Can you write out all the lines word for word, with no pictures?
▬▬▬▬▬▬▬▬▬▬
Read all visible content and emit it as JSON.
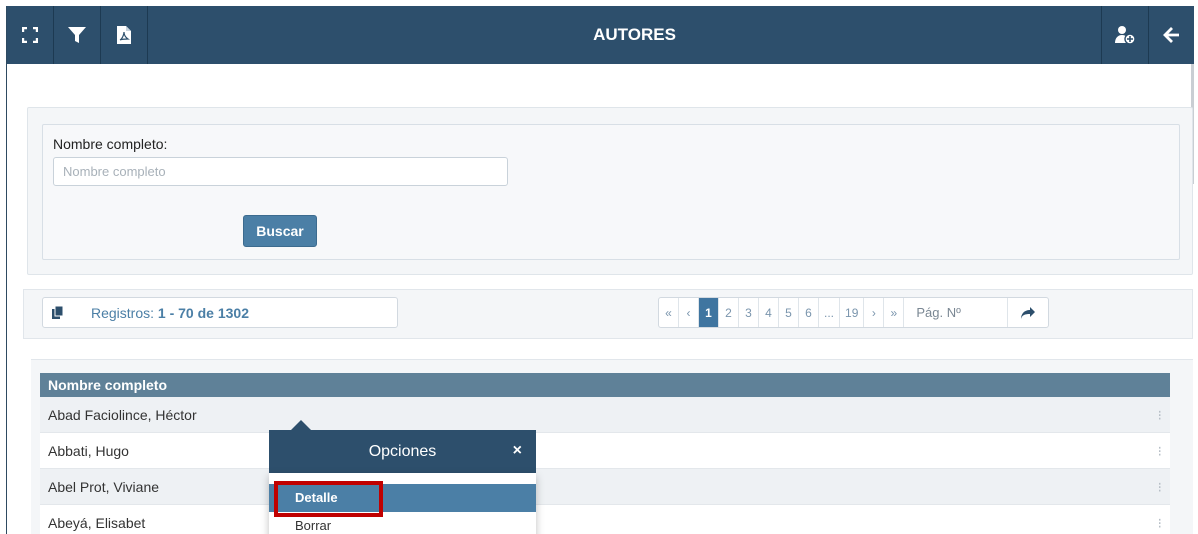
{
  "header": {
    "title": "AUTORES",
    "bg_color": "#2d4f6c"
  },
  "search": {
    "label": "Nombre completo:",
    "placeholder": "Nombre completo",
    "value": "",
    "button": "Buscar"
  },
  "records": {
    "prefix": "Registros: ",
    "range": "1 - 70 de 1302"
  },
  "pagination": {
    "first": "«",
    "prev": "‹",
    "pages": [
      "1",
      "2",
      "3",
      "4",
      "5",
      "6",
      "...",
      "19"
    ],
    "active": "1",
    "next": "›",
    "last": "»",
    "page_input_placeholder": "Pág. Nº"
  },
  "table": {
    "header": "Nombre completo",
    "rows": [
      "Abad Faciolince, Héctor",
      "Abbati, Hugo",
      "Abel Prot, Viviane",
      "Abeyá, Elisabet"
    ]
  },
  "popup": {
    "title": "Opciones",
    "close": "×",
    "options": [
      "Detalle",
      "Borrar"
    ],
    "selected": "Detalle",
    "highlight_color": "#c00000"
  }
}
▬▬▬▬▬▬▬▬▬▬
§ **Answer to the task**:
Read all visible content and emit it as JSON.
{
  "header": {
    "title": "AUTORES",
    "bg_color": "#2d4f6c"
  },
  "search": {
    "label": "Nombre completo:",
    "placeholder": "Nombre completo",
    "value": "",
    "button": "Buscar"
  },
  "records": {
    "prefix": "Registros: ",
    "range": "1 - 70 de 1302"
  },
  "pagination": {
    "first": "«",
    "prev": "‹",
    "pages": [
      "1",
      "2",
      "3",
      "4",
      "5",
      "6",
      "...",
      "19"
    ],
    "active": "1",
    "next": "›",
    "last": "»",
    "page_input_placeholder": "Pág. Nº"
  },
  "table": {
    "header": "Nombre completo",
    "rows": [
      "Abad Faciolince, Héctor",
      "Abbati, Hugo",
      "Abel Prot, Viviane",
      "Abeyá, Elisabet"
    ]
  },
  "popup": {
    "title": "Opciones",
    "close": "×",
    "options": [
      "Detalle",
      "Borrar"
    ],
    "selected": "Detalle",
    "highlight_color": "#c00000"
  }
}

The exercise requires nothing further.